═══ Data extract

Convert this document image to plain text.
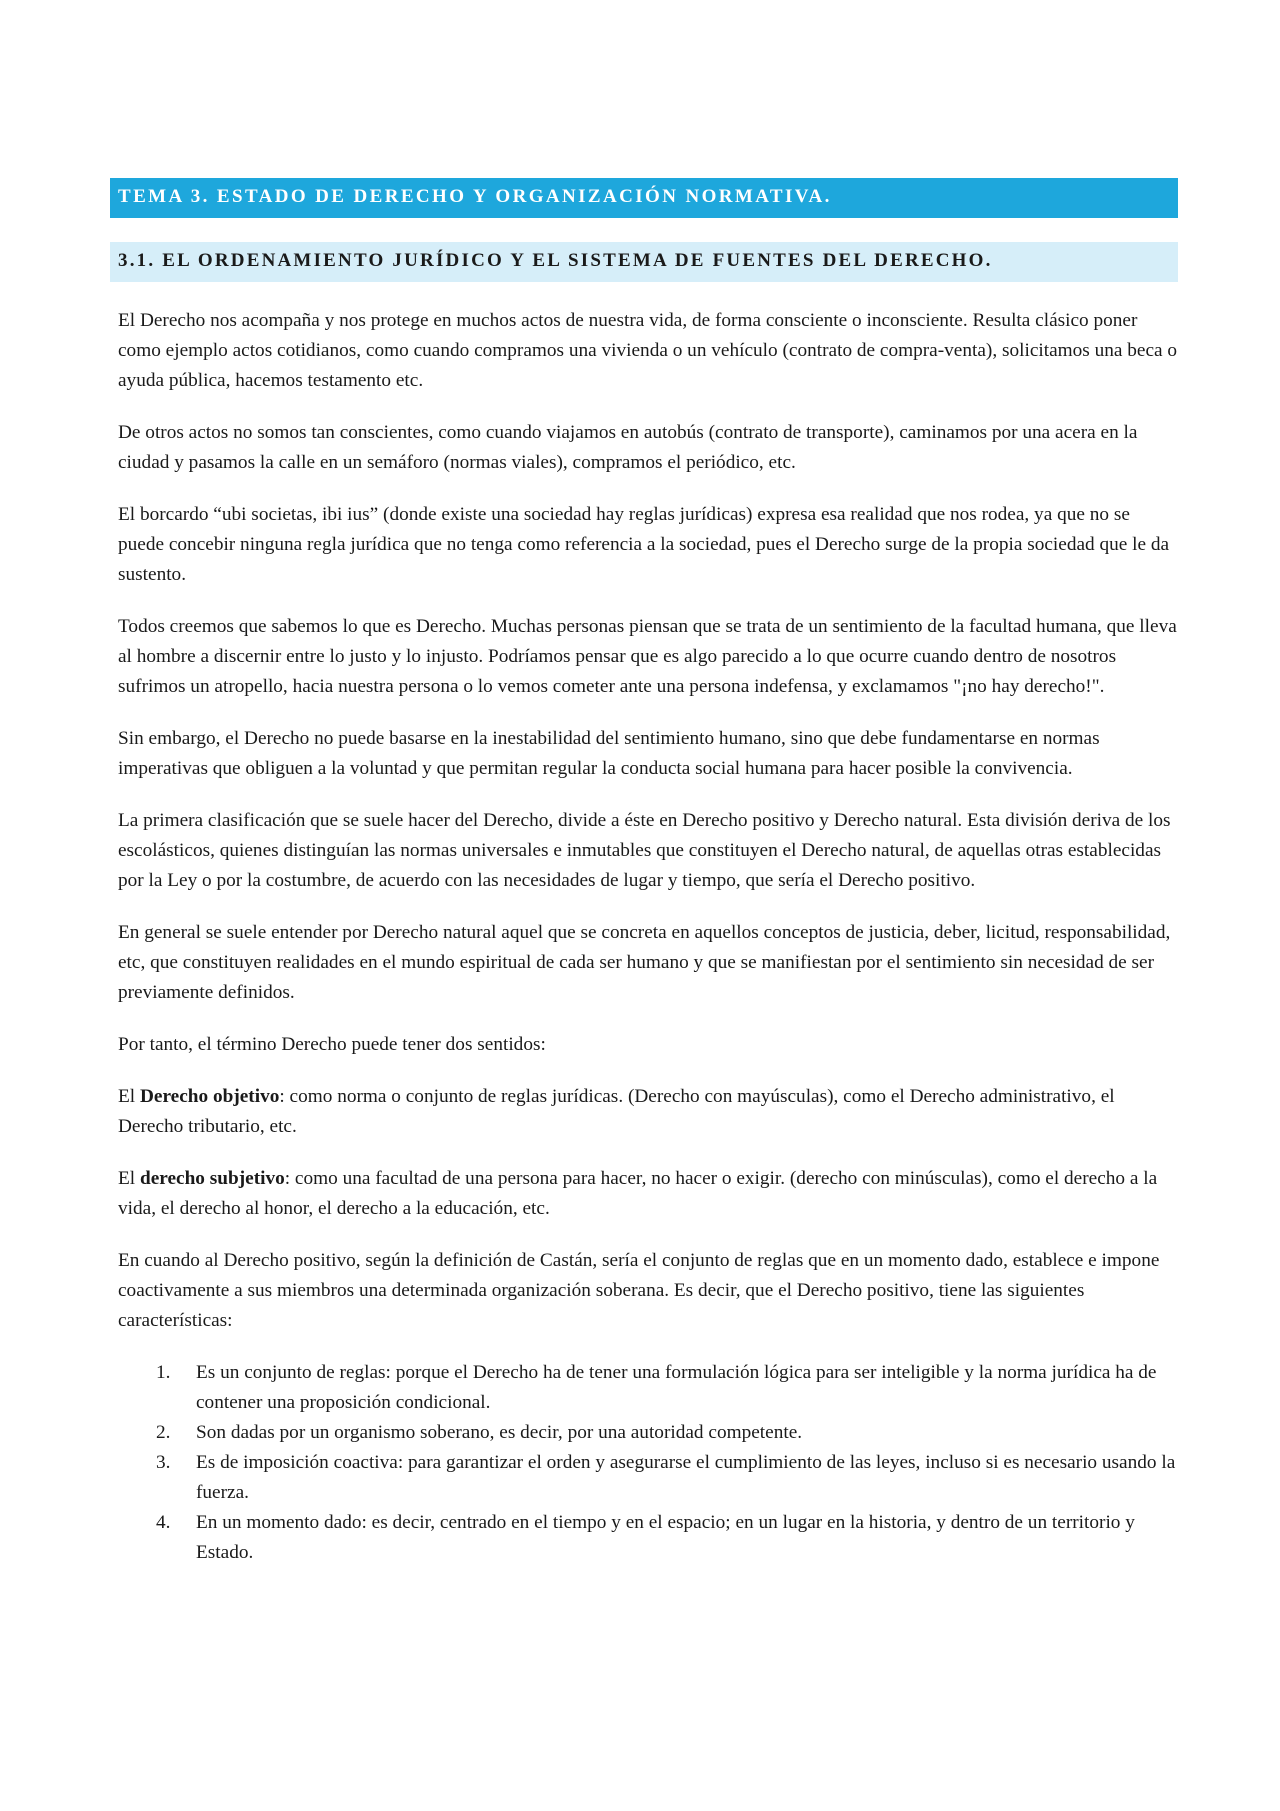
TEMA 3. ESTADO DE DERECHO Y ORGANIZACIÓN NORMATIVA.
3.1. EL ORDENAMIENTO JURÍDICO Y EL SISTEMA DE FUENTES DEL DERECHO.

El Derecho nos acompaña y nos protege en muchos actos de nuestra vida, de forma consciente o inconsciente. Resulta clásico poner como ejemplo actos cotidianos, como cuando compramos una vivienda o un vehículo (contrato de compra-venta), solicitamos una beca o ayuda pública, hacemos testamento etc.

De otros actos no somos tan conscientes, como cuando viajamos en autobús (contrato de transporte), caminamos por una acera en la ciudad y pasamos la calle en un semáforo (normas viales), compramos el periódico, etc.

El borcardo “ubi societas, ibi ius” (donde existe una sociedad hay reglas jurídicas) expresa esa realidad que nos rodea, ya que no se puede concebir ninguna regla jurídica que no tenga como referencia a la sociedad, pues el Derecho surge de la propia sociedad que le da sustento.

Todos creemos que sabemos lo que es Derecho. Muchas personas piensan que se trata de un sentimiento de la facultad humana, que lleva al hombre a discernir entre lo justo y lo injusto. Podríamos pensar que es algo parecido a lo que ocurre cuando dentro de nosotros sufrimos un atropello, hacia nuestra persona o lo vemos cometer ante una persona indefensa, y exclamamos "¡no hay derecho!".

Sin embargo, el Derecho no puede basarse en la inestabilidad del sentimiento humano, sino que debe fundamentarse en normas imperativas que obliguen a la voluntad y que permitan regular la conducta social humana para hacer posible la convivencia.

La primera clasificación que se suele hacer del Derecho, divide a éste en Derecho positivo y Derecho natural. Esta división deriva de los escolásticos, quienes distinguían las normas universales e inmutables que constituyen el Derecho natural, de aquellas otras establecidas por la Ley o por la costumbre, de acuerdo con las necesidades de lugar y tiempo, que sería el Derecho positivo.

En general se suele entender por Derecho natural aquel que se concreta en aquellos conceptos de justicia, deber, licitud, responsabilidad, etc, que constituyen realidades en el mundo espiritual de cada ser humano y que se manifiestan por el sentimiento sin necesidad de ser previamente definidos.

Por tanto, el término Derecho puede tener dos sentidos:

El Derecho objetivo: como norma o conjunto de reglas jurídicas. (Derecho con mayúsculas), como el Derecho administrativo, el Derecho tributario, etc.

El derecho subjetivo: como una facultad de una persona para hacer, no hacer o exigir. (derecho con minúsculas), como el derecho a la vida, el derecho al honor, el derecho a la educación, etc.

En cuando al Derecho positivo, según la definición de Castán, sería el conjunto de reglas que en un momento dado, establece e impone coactivamente a sus miembros una determinada organización soberana. Es decir, que el Derecho positivo, tiene las siguientes características:

1.	Es un conjunto de reglas: porque el Derecho ha de tener una formulación lógica para ser inteligible y la norma jurídica ha de contener una proposición condicional.
2.	Son dadas por un organismo soberano, es decir, por una autoridad competente.
3.	Es de imposición coactiva: para garantizar el orden y asegurarse el cumplimiento de las leyes, incluso si es necesario usando la fuerza.
4.	En un momento dado: es decir, centrado en el tiempo y en el espacio; en un lugar en la historia, y dentro de un territorio y Estado.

══════

What is expected:
Give the number of lines in the entries that hold the word "tener", and nothing else.

Correct result:
2